Some records
--- --- ---
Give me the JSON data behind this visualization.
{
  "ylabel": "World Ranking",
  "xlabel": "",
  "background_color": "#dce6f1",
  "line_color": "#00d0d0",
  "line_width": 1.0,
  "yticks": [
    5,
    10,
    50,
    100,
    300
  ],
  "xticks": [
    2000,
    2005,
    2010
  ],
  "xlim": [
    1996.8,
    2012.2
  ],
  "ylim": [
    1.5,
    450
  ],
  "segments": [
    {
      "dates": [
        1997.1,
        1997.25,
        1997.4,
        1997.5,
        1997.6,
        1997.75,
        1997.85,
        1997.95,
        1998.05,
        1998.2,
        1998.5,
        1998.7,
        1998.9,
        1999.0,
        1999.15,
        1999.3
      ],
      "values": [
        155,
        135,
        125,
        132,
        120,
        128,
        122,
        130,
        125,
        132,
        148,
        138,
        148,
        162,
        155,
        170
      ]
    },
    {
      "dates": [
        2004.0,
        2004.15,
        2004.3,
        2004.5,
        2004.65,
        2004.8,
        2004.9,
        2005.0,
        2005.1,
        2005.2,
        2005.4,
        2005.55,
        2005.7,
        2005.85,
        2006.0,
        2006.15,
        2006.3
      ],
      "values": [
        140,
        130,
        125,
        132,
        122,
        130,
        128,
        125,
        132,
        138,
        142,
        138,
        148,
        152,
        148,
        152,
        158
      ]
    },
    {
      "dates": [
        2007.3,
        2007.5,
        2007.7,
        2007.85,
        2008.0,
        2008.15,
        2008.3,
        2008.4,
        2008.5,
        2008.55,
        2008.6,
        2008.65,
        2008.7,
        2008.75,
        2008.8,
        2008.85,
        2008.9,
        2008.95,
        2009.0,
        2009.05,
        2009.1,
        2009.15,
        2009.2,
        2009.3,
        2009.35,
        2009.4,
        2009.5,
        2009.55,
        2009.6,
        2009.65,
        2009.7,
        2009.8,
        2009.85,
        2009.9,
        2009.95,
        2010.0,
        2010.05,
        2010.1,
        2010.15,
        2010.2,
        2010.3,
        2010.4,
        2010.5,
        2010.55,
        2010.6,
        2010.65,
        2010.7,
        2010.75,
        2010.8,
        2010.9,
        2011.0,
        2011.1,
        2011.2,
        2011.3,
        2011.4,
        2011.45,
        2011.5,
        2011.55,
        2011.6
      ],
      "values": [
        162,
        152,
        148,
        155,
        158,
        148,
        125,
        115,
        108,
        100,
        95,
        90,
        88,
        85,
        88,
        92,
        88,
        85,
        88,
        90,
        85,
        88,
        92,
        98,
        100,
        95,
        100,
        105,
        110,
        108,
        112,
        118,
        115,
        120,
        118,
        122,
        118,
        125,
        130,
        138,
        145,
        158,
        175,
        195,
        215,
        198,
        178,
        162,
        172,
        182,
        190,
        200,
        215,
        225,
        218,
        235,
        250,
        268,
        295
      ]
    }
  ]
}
--- --- ---
WHAT YOU WILL DO
Return the entries in full, keeping every line exactly as it is.

RESPONSE TO THE EXERCISE
Give me the JSON data behind this visualization.
{
  "ylabel": "World Ranking",
  "xlabel": "",
  "background_color": "#dce6f1",
  "line_color": "#00d0d0",
  "line_width": 1.0,
  "yticks": [
    5,
    10,
    50,
    100,
    300
  ],
  "xticks": [
    2000,
    2005,
    2010
  ],
  "xlim": [
    1996.8,
    2012.2
  ],
  "ylim": [
    1.5,
    450
  ],
  "segments": [
    {
      "dates": [
        1997.1,
        1997.25,
        1997.4,
        1997.5,
        1997.6,
        1997.75,
        1997.85,
        1997.95,
        1998.05,
        1998.2,
        1998.5,
        1998.7,
        1998.9,
        1999.0,
        1999.15,
        1999.3
      ],
      "values": [
        155,
        135,
        125,
        132,
        120,
        128,
        122,
        130,
        125,
        132,
        148,
        138,
        148,
        162,
        155,
        170
      ]
    },
    {
      "dates": [
        2004.0,
        2004.15,
        2004.3,
        2004.5,
        2004.65,
        2004.8,
        2004.9,
        2005.0,
        2005.1,
        2005.2,
        2005.4,
        2005.55,
        2005.7,
        2005.85,
        2006.0,
        2006.15,
        2006.3
      ],
      "values": [
        140,
        130,
        125,
        132,
        122,
        130,
        128,
        125,
        132,
        138,
        142,
        138,
        148,
        152,
        148,
        152,
        158
      ]
    },
    {
      "dates": [
        2007.3,
        2007.5,
        2007.7,
        2007.85,
        2008.0,
        2008.15,
        2008.3,
        2008.4,
        2008.5,
        2008.55,
        2008.6,
        2008.65,
        2008.7,
        2008.75,
        2008.8,
        2008.85,
        2008.9,
        2008.95,
        2009.0,
        2009.05,
        2009.1,
        2009.15,
        2009.2,
        2009.3,
        2009.35,
        2009.4,
        2009.5,
        2009.55,
        2009.6,
        2009.65,
        2009.7,
        2009.8,
        2009.85,
        2009.9,
        2009.95,
        2010.0,
        2010.05,
        2010.1,
        2010.15,
        2010.2,
        2010.3,
        2010.4,
        2010.5,
        2010.55,
        2010.6,
        2010.65,
        2010.7,
        2010.75,
        2010.8,
        2010.9,
        2011.0,
        2011.1,
        2011.2,
        2011.3,
        2011.4,
        2011.45,
        2011.5,
        2011.55,
        2011.6
      ],
      "values": [
        162,
        152,
        148,
        155,
        158,
        148,
        125,
        115,
        108,
        100,
        95,
        90,
        88,
        85,
        88,
        92,
        88,
        85,
        88,
        90,
        85,
        88,
        92,
        98,
        100,
        95,
        100,
        105,
        110,
        108,
        112,
        118,
        115,
        120,
        118,
        122,
        118,
        125,
        130,
        138,
        145,
        158,
        175,
        195,
        215,
        198,
        178,
        162,
        172,
        182,
        190,
        200,
        215,
        225,
        218,
        235,
        250,
        268,
        295
      ]
    }
  ]
}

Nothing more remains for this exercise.